* [Source data]
☆ ☆ ☆
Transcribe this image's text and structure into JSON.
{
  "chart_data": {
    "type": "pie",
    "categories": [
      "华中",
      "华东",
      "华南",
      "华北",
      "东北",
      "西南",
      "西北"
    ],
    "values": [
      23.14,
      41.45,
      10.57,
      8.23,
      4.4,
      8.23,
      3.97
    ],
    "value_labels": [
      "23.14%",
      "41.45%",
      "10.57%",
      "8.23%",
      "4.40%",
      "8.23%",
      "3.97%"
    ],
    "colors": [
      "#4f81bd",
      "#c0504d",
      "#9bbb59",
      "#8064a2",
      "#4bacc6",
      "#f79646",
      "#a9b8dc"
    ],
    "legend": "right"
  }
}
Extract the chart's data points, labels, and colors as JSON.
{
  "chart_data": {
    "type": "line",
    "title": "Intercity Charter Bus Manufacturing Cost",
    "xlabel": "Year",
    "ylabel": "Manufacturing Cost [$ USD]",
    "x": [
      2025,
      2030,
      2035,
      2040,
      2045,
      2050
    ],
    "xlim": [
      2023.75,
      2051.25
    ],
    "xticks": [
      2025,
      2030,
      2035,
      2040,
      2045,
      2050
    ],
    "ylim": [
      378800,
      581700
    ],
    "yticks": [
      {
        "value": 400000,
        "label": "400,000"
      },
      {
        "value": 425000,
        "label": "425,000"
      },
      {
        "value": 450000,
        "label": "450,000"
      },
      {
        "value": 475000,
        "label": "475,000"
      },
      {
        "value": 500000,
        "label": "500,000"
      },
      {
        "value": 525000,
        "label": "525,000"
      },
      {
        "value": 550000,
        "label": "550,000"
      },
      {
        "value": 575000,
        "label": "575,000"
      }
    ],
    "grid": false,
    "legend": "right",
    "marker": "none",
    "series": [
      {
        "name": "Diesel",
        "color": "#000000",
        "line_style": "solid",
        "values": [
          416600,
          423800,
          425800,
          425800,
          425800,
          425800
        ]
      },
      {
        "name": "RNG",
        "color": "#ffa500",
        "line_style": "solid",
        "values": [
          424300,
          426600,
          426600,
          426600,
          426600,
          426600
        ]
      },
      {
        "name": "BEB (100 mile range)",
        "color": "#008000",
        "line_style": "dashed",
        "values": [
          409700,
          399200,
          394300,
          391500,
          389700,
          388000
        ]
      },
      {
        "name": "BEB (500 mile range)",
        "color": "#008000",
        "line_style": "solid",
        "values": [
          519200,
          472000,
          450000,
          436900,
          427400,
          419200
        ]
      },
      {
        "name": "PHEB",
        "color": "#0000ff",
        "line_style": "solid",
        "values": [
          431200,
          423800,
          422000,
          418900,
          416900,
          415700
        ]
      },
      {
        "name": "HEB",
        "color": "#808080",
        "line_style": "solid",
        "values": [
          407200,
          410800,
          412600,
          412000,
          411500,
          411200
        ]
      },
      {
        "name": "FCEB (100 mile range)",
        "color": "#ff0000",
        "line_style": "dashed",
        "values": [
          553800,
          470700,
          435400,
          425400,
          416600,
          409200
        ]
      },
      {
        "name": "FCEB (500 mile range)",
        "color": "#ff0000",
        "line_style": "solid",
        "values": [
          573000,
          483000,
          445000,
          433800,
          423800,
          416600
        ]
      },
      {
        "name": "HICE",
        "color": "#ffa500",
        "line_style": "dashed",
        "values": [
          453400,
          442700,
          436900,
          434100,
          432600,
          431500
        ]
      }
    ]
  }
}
☆ ☆ ☆
* [Stated goal]
Copy out every line with the word "mile".

* [Completed task]
        "name": "BEB (100 mile range)",
        "name": "BEB (500 mile range)",
        "name": "FCEB (100 mile range)",
        "name": "FCEB (500 mile range)",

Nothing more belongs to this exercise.